# WORK TO BE COMPLETED
Word for word, print each line of the listing below; pictures stay out.

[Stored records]
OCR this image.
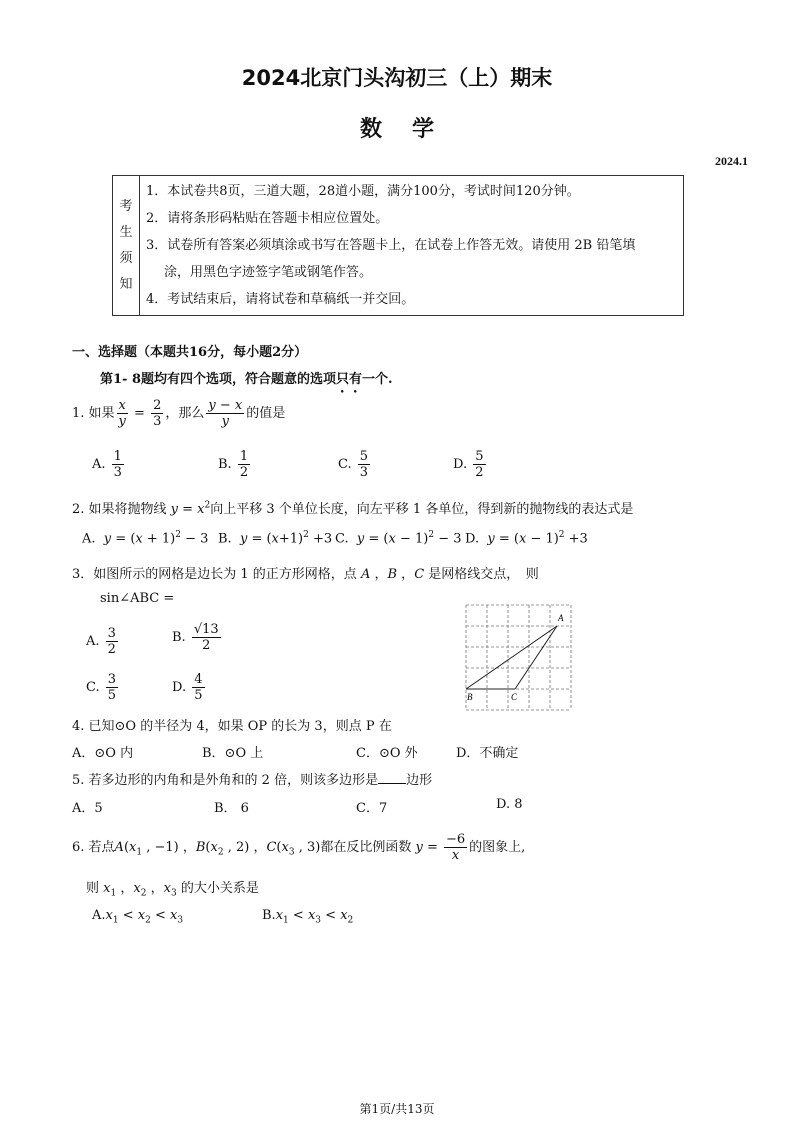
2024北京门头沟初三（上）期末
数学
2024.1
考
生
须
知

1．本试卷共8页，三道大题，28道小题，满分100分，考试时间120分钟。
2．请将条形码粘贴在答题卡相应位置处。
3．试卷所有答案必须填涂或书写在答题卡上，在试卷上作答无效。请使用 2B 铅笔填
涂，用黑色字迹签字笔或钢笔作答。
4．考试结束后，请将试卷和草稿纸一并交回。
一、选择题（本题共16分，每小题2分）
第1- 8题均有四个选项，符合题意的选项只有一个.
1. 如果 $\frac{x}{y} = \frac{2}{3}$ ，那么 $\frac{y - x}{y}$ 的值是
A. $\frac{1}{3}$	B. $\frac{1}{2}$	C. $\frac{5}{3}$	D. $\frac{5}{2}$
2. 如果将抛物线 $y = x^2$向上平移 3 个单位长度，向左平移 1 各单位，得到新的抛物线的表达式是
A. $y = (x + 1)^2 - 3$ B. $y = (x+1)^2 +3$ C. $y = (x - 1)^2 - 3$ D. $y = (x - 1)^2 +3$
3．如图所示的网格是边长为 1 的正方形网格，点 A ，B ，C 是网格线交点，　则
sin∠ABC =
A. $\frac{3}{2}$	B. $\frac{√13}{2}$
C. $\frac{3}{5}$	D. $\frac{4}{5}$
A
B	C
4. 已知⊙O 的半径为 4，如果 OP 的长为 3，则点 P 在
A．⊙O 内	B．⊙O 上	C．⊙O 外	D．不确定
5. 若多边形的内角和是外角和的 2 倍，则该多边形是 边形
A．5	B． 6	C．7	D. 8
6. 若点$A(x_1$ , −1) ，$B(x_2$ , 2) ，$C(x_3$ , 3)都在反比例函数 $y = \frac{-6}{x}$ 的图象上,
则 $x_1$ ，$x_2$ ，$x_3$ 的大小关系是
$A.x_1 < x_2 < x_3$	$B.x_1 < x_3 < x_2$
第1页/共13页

# RESULT OF THIS EXERCISE
OCR this image.
2024北京门头沟初三（上）期末
数学
2024.1
考
生
须
知

1．本试卷共8页，三道大题，28道小题，满分100分，考试时间120分钟。
2．请将条形码粘贴在答题卡相应位置处。
3．试卷所有答案必须填涂或书写在答题卡上，在试卷上作答无效。请使用 2B 铅笔填
涂，用黑色字迹签字笔或钢笔作答。
4．考试结束后，请将试卷和草稿纸一并交回。
一、选择题（本题共16分，每小题2分）
第1- 8题均有四个选项，符合题意的选项只有一个.
1. 如果 $\frac{x}{y} = \frac{2}{3}$ ，那么 $\frac{y - x}{y}$ 的值是
A. $\frac{1}{3}$	B. $\frac{1}{2}$	C. $\frac{5}{3}$	D. $\frac{5}{2}$
2. 如果将抛物线 $y = x^2$向上平移 3 个单位长度，向左平移 1 各单位，得到新的抛物线的表达式是
A. $y = (x + 1)^2 - 3$ B. $y = (x+1)^2 +3$ C. $y = (x - 1)^2 - 3$ D. $y = (x - 1)^2 +3$
3．如图所示的网格是边长为 1 的正方形网格，点 A ，B ，C 是网格线交点，　则
sin∠ABC =
A. $\frac{3}{2}$	B. $\frac{√13}{2}$
C. $\frac{3}{5}$	D. $\frac{4}{5}$
A
B	C
4. 已知⊙O 的半径为 4，如果 OP 的长为 3，则点 P 在
A．⊙O 内	B．⊙O 上	C．⊙O 外	D．不确定
5. 若多边形的内角和是外角和的 2 倍，则该多边形是 边形
A．5	B． 6	C．7	D. 8
6. 若点$A(x_1$ , −1) ，$B(x_2$ , 2) ，$C(x_3$ , 3)都在反比例函数 $y = \frac{-6}{x}$ 的图象上,
则 $x_1$ ，$x_2$ ，$x_3$ 的大小关系是
$A.x_1 < x_2 < x_3$	$B.x_1 < x_3 < x_2$
第1页/共13页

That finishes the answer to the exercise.